■ RECORDS FOR THIS TASK
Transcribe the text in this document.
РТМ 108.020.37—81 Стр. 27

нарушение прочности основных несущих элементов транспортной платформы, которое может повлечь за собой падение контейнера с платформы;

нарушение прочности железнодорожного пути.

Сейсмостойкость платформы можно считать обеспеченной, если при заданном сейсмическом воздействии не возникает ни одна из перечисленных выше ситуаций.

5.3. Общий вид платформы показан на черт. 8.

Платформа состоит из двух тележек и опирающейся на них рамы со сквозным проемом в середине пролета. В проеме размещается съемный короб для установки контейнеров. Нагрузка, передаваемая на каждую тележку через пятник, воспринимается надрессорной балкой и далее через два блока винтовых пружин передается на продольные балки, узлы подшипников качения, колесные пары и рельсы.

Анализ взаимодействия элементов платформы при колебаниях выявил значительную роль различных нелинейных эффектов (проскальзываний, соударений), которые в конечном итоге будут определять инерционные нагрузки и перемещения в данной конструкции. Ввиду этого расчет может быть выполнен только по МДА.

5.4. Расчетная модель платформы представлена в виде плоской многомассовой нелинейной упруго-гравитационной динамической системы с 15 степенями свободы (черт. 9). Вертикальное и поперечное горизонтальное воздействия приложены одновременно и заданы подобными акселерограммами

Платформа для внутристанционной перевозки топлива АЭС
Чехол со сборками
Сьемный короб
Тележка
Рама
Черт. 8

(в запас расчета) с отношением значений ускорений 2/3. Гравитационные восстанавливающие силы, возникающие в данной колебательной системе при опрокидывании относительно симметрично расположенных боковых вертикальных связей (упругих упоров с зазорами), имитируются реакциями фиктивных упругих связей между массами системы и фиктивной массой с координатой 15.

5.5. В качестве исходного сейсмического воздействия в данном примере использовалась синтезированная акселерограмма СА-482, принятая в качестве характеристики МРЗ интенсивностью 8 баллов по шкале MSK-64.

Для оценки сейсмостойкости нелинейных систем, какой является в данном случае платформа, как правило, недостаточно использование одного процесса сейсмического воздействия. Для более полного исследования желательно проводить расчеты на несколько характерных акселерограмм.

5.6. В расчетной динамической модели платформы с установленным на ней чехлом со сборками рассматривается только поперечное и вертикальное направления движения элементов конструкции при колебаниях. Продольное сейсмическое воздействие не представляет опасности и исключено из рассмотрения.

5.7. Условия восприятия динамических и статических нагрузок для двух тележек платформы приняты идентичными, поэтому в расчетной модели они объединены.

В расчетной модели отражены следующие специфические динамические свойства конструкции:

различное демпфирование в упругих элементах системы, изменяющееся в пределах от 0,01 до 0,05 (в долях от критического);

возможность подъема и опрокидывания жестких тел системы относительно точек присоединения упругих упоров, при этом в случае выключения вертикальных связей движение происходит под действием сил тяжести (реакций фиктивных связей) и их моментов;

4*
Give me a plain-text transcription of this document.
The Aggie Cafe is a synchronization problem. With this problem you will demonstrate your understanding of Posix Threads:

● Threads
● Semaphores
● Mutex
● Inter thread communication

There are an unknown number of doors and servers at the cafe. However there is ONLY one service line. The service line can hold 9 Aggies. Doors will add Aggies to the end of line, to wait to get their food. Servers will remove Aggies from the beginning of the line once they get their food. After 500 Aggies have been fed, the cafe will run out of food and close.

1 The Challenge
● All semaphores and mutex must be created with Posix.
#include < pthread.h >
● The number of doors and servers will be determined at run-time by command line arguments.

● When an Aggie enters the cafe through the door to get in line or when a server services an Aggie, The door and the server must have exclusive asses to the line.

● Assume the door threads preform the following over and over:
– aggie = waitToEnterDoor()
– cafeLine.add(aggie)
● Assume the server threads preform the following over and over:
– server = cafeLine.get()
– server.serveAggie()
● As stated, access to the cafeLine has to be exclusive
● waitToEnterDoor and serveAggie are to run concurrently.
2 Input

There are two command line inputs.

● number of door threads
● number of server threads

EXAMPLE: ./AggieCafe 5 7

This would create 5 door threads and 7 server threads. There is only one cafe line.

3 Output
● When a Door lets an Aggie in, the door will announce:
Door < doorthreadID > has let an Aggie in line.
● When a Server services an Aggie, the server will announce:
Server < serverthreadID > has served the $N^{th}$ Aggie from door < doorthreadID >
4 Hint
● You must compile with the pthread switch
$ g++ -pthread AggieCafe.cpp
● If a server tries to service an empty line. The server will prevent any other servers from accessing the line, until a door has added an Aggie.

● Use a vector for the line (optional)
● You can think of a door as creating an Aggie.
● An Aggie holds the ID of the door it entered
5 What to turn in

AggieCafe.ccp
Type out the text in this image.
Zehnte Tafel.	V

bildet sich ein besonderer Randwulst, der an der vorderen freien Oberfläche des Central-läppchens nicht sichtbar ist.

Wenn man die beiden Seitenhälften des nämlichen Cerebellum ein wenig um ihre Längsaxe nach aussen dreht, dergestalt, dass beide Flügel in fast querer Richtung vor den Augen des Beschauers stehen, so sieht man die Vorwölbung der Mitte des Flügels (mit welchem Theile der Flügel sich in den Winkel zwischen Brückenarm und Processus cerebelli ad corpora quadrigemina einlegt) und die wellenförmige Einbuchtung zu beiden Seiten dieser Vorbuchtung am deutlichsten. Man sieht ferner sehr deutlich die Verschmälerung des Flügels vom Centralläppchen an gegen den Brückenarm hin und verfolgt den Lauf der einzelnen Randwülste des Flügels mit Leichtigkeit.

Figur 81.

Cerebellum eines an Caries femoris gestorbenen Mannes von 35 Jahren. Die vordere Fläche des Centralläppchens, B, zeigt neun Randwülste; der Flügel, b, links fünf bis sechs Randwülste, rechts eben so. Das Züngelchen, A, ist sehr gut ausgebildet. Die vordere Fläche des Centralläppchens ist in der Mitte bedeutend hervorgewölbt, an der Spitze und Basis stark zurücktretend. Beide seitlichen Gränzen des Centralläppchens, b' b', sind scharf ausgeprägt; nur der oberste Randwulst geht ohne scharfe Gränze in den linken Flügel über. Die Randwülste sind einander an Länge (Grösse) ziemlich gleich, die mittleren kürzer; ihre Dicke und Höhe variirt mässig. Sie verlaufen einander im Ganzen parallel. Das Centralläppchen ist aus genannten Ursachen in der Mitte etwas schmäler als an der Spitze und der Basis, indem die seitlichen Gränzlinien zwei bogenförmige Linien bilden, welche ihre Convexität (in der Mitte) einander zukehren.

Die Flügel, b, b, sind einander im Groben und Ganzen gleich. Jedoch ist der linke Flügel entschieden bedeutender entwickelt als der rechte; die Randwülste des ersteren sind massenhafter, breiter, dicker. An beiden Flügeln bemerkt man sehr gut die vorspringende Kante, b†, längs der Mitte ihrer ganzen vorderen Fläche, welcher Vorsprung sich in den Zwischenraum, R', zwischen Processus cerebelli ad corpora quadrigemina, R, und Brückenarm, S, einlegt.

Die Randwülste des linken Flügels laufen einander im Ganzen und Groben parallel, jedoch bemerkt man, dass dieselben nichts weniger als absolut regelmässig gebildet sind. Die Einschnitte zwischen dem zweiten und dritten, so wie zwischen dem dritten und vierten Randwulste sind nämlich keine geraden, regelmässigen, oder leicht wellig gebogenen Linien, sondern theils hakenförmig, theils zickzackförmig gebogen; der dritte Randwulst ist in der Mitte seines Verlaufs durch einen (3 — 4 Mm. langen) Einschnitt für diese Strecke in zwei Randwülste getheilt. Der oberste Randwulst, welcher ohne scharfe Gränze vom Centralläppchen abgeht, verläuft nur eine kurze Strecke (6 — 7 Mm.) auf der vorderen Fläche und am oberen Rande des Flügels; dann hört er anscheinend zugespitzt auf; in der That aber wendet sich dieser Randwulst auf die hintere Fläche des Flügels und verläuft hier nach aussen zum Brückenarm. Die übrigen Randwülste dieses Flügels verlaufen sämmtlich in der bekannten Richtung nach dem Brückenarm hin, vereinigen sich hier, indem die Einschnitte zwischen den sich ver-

■ WORK TO BE COMPLETED
Using the material above, count the lines containing the word "Posix". Reply with the number alone.

■ SOLUTION TO THE PROBLEM
2